▶ Aim
Output the lines below exactly, from the line that contains "Annotate this image: element" through the line that contains "Find all labels, buttons, inputs, and", including both. Leave out the pictures.

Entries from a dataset
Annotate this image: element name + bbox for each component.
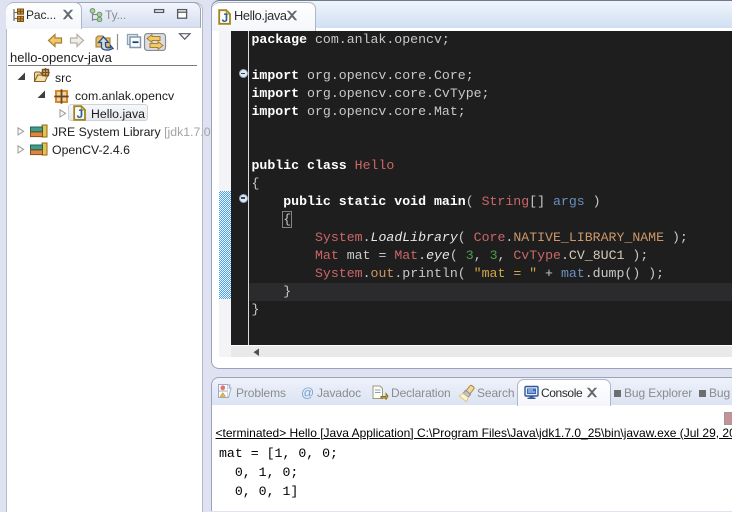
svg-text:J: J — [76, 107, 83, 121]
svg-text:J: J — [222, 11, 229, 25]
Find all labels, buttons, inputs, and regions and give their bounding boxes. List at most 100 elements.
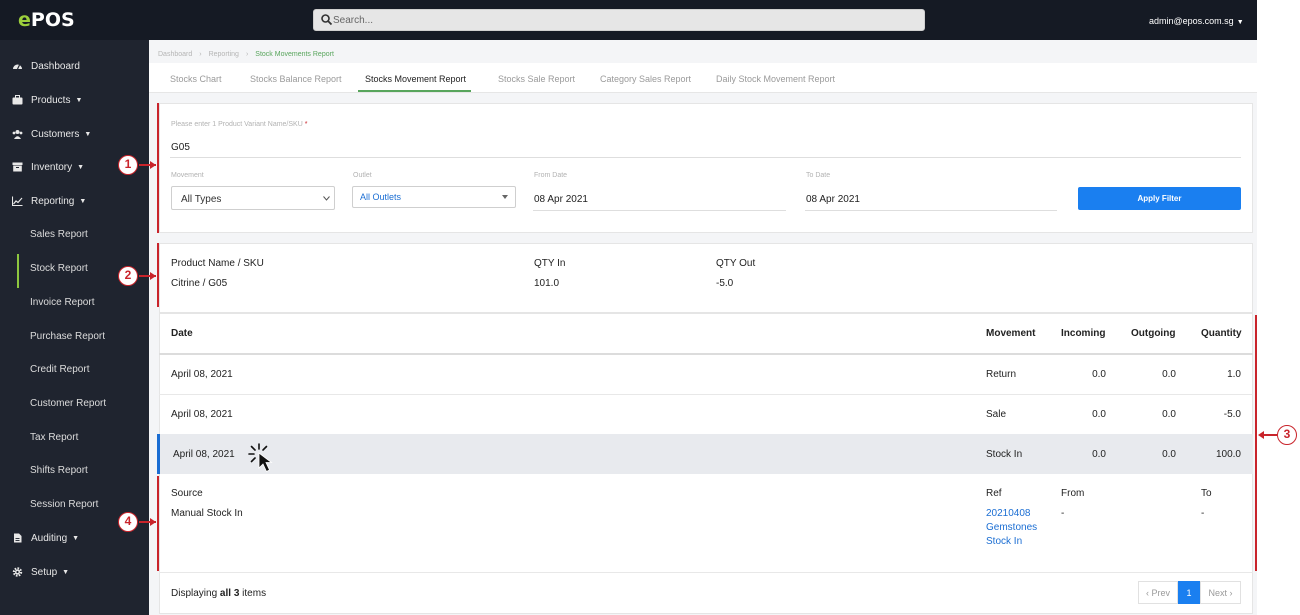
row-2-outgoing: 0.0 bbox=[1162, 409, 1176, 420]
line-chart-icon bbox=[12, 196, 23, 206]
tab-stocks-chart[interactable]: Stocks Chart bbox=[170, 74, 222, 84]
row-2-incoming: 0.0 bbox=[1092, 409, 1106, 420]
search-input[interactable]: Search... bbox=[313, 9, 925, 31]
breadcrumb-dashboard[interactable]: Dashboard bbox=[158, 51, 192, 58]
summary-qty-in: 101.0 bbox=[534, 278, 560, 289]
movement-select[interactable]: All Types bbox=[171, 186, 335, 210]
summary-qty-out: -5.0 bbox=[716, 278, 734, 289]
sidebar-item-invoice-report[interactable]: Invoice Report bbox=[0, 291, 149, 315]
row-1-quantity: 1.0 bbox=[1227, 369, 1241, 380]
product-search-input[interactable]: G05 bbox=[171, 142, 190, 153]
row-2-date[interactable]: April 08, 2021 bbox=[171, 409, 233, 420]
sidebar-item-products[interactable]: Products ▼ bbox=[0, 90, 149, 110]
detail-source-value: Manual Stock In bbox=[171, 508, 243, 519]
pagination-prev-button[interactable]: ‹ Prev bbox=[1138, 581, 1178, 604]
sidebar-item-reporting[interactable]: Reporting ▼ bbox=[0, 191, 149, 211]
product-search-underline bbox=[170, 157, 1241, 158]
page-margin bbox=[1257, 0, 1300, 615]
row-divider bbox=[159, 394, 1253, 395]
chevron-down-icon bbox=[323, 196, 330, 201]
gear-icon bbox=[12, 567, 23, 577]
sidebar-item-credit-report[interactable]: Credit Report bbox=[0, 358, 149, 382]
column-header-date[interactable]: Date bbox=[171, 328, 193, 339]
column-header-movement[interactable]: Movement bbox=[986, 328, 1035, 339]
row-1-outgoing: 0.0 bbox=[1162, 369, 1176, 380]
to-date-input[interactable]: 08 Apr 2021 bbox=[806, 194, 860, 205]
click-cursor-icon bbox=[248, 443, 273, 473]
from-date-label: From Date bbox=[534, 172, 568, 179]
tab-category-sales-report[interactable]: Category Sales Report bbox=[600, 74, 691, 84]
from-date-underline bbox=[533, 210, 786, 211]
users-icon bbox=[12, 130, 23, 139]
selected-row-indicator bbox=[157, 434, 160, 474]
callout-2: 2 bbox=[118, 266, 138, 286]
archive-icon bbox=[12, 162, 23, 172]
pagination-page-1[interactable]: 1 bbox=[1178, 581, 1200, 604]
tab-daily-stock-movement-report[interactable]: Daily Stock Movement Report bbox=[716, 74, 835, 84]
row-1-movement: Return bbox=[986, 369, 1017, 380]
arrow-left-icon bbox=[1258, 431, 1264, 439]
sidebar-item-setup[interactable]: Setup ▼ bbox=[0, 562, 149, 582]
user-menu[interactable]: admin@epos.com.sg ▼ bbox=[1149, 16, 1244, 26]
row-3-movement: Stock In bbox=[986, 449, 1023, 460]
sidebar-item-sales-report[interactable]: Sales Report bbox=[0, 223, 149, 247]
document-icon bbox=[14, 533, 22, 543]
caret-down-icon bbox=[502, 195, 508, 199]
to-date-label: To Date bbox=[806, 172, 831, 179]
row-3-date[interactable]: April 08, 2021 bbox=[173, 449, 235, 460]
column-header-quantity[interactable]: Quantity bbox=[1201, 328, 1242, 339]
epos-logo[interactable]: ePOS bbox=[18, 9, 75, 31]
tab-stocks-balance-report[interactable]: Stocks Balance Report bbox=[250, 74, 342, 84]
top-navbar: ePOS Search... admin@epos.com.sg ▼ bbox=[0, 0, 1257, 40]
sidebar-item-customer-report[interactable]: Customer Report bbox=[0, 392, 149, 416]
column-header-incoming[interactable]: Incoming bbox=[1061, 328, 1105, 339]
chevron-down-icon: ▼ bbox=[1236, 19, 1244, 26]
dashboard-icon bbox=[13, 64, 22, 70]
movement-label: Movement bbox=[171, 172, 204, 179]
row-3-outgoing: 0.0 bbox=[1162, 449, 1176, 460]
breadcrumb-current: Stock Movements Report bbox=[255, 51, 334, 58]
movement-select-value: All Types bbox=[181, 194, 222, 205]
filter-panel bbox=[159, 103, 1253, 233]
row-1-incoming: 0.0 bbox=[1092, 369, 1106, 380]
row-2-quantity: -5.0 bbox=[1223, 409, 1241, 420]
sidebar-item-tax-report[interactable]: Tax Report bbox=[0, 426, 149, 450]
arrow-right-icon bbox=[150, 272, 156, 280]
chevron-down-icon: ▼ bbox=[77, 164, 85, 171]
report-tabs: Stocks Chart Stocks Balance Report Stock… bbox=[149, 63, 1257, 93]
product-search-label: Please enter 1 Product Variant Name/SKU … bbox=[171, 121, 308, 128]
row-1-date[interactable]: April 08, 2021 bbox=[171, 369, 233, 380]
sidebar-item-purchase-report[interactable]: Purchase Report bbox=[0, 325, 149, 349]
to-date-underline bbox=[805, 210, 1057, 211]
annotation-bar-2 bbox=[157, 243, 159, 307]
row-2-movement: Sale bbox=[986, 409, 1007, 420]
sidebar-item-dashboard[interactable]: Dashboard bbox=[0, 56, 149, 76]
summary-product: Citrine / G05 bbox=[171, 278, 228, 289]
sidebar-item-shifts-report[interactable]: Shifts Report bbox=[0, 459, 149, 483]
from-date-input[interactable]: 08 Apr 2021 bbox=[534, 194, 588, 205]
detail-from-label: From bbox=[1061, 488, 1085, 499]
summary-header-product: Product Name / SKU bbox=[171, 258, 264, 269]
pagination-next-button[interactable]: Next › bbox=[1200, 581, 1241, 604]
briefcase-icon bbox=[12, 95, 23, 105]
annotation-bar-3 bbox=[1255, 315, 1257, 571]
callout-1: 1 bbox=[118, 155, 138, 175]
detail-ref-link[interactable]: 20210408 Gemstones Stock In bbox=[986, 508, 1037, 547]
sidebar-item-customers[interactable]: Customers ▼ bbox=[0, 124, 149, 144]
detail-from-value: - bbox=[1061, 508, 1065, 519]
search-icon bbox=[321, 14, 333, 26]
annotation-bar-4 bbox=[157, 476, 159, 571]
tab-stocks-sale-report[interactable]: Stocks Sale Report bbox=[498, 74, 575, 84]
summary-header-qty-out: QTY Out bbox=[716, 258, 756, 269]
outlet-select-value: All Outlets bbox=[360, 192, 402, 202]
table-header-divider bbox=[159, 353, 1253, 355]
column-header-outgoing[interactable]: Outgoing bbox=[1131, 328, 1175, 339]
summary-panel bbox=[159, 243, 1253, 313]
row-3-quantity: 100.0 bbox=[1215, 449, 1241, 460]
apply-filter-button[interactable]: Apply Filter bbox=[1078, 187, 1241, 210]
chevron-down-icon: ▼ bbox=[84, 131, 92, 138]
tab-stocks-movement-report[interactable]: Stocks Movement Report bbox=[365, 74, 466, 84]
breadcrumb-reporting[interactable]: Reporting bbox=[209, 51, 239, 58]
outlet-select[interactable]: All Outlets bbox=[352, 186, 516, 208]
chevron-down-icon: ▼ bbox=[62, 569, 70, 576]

==

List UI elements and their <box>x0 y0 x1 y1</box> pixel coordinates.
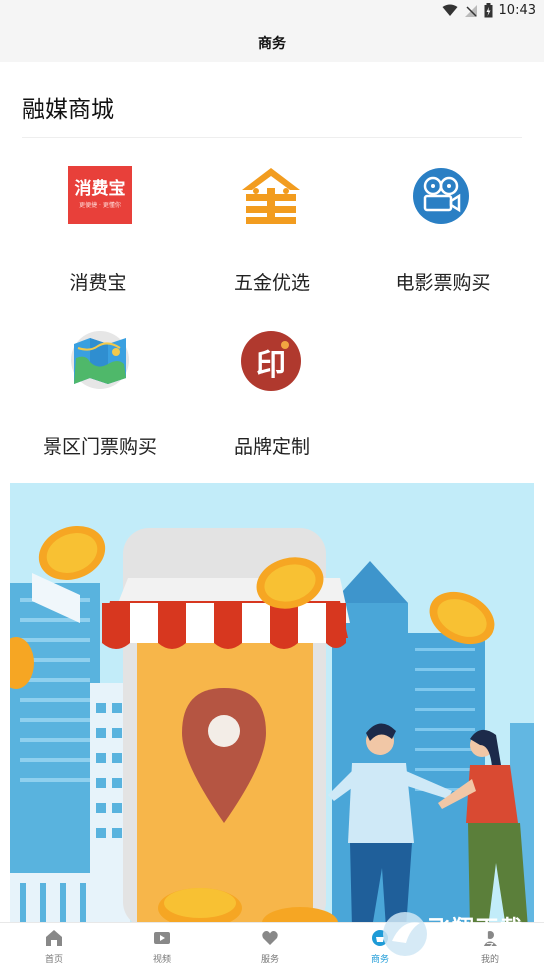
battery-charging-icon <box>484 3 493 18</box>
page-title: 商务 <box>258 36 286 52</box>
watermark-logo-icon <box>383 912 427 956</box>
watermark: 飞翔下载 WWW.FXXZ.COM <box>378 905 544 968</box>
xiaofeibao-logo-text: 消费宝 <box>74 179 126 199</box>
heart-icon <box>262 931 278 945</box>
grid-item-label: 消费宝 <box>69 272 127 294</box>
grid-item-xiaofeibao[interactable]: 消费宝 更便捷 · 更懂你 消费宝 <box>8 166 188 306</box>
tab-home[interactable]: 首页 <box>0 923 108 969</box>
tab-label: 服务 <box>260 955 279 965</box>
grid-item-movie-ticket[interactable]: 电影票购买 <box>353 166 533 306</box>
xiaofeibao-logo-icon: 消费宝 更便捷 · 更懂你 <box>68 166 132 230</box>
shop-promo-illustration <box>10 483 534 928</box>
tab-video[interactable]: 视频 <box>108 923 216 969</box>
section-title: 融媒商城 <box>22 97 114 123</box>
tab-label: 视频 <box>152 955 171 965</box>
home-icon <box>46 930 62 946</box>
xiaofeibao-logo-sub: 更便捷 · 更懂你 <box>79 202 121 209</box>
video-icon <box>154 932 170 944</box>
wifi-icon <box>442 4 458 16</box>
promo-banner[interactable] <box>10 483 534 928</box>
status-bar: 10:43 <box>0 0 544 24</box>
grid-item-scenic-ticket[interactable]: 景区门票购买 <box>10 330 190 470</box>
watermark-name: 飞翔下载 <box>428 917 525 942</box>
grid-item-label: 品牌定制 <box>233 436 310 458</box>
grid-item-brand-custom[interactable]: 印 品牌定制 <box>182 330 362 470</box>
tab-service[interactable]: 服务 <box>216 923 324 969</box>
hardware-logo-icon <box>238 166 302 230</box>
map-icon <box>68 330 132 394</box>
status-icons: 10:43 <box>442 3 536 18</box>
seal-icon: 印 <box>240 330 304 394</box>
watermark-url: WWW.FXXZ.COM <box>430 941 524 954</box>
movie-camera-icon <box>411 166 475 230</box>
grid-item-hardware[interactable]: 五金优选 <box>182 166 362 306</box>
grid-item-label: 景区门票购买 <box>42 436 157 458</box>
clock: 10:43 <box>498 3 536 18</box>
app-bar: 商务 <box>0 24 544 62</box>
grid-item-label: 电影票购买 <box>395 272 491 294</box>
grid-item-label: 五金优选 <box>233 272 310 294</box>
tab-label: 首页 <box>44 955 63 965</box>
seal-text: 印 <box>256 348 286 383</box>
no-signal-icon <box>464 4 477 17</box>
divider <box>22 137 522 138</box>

▶ Response for this exercise
Annotate this image: element name + bbox for each component.
svg-text:J: J — [76, 107, 83, 121]
svg-text:J: J — [222, 11, 229, 25]
Find all labels, buttons, inputs, and regions and give their bounding boxes. List at most 100 elements.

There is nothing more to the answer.